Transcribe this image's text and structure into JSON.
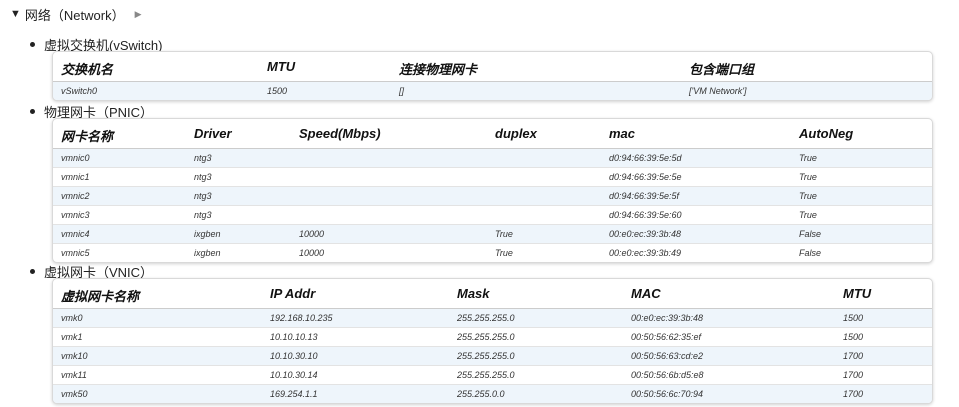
{
  "header": {
    "title": "网络（Network）"
  },
  "vswitch": {
    "title": "虚拟交换机(vSwitch)",
    "columns": [
      "交换机名",
      "MTU",
      "连接物理网卡",
      "包含端口组"
    ],
    "rows": [
      [
        "vSwitch0",
        "1500",
        "[]",
        "['VM Network']"
      ]
    ]
  },
  "pnic": {
    "title": "物理网卡（PNIC）",
    "columns": [
      "网卡名称",
      "Driver",
      "Speed(Mbps)",
      "duplex",
      "mac",
      "AutoNeg"
    ],
    "rows": [
      [
        "vmnic0",
        "ntg3",
        "",
        "",
        "d0:94:66:39:5e:5d",
        "True"
      ],
      [
        "vmnic1",
        "ntg3",
        "",
        "",
        "d0:94:66:39:5e:5e",
        "True"
      ],
      [
        "vmnic2",
        "ntg3",
        "",
        "",
        "d0:94:66:39:5e:5f",
        "True"
      ],
      [
        "vmnic3",
        "ntg3",
        "",
        "",
        "d0:94:66:39:5e:60",
        "True"
      ],
      [
        "vmnic4",
        "ixgben",
        "10000",
        "True",
        "00:e0:ec:39:3b:48",
        "False"
      ],
      [
        "vmnic5",
        "ixgben",
        "10000",
        "True",
        "00:e0:ec:39:3b:49",
        "False"
      ]
    ]
  },
  "vnic": {
    "title": "虚拟网卡（VNIC）",
    "columns": [
      "虚拟网卡名称",
      "IP Addr",
      "Mask",
      "MAC",
      "MTU"
    ],
    "rows": [
      [
        "vmk0",
        "192.168.10.235",
        "255.255.255.0",
        "00:e0:ec:39:3b:48",
        "1500"
      ],
      [
        "vmk1",
        "10.10.10.13",
        "255.255.255.0",
        "00:50:56:62:35:ef",
        "1500"
      ],
      [
        "vmk10",
        "10.10.30.10",
        "255.255.255.0",
        "00:50:56:63:cd:e2",
        "1700"
      ],
      [
        "vmk11",
        "10.10.30.14",
        "255.255.255.0",
        "00:50:56:6b:d5:e8",
        "1700"
      ],
      [
        "vmk50",
        "169.254.1.1",
        "255.255.0.0",
        "00:50:56:6c:70:94",
        "1700"
      ]
    ]
  },
  "chart_data": [
    {
      "type": "table",
      "columns": [
        "交换机名",
        "MTU",
        "连接物理网卡",
        "包含端口组"
      ],
      "rows": [
        [
          "vSwitch0",
          "1500",
          "[]",
          "['VM Network']"
        ]
      ]
    },
    {
      "type": "table",
      "columns": [
        "网卡名称",
        "Driver",
        "Speed(Mbps)",
        "duplex",
        "mac",
        "AutoNeg"
      ],
      "rows": [
        [
          "vmnic0",
          "ntg3",
          "",
          "",
          "d0:94:66:39:5e:5d",
          "True"
        ],
        [
          "vmnic1",
          "ntg3",
          "",
          "",
          "d0:94:66:39:5e:5e",
          "True"
        ],
        [
          "vmnic2",
          "ntg3",
          "",
          "",
          "d0:94:66:39:5e:5f",
          "True"
        ],
        [
          "vmnic3",
          "ntg3",
          "",
          "",
          "d0:94:66:39:5e:60",
          "True"
        ],
        [
          "vmnic4",
          "ixgben",
          "10000",
          "True",
          "00:e0:ec:39:3b:48",
          "False"
        ],
        [
          "vmnic5",
          "ixgben",
          "10000",
          "True",
          "00:e0:ec:39:3b:49",
          "False"
        ]
      ]
    },
    {
      "type": "table",
      "columns": [
        "虚拟网卡名称",
        "IP Addr",
        "Mask",
        "MAC",
        "MTU"
      ],
      "rows": [
        [
          "vmk0",
          "192.168.10.235",
          "255.255.255.0",
          "00:e0:ec:39:3b:48",
          "1500"
        ],
        [
          "vmk1",
          "10.10.10.13",
          "255.255.255.0",
          "00:50:56:62:35:ef",
          "1500"
        ],
        [
          "vmk10",
          "10.10.30.10",
          "255.255.255.0",
          "00:50:56:63:cd:e2",
          "1700"
        ],
        [
          "vmk11",
          "10.10.30.14",
          "255.255.255.0",
          "00:50:56:6b:d5:e8",
          "1700"
        ],
        [
          "vmk50",
          "169.254.1.1",
          "255.255.0.0",
          "00:50:56:6c:70:94",
          "1700"
        ]
      ]
    }
  ]
}
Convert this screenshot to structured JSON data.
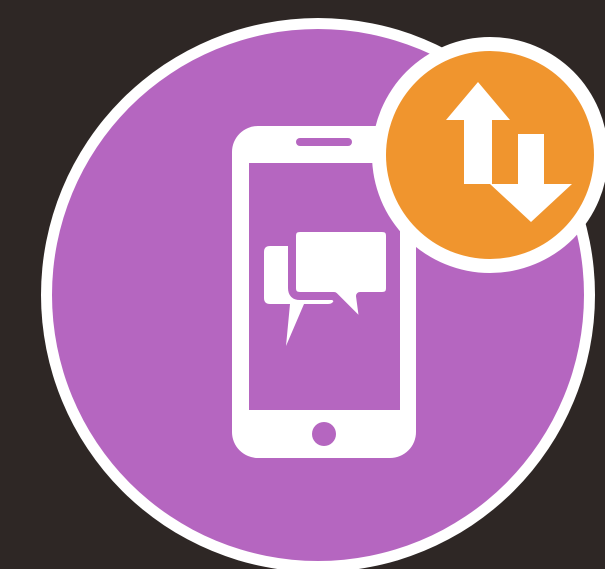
-=-=-
• WRITTEN EXERCISE
Above are several records. Count the lines among them that contain "this" and give only the total.

• TASK OUTPUT
2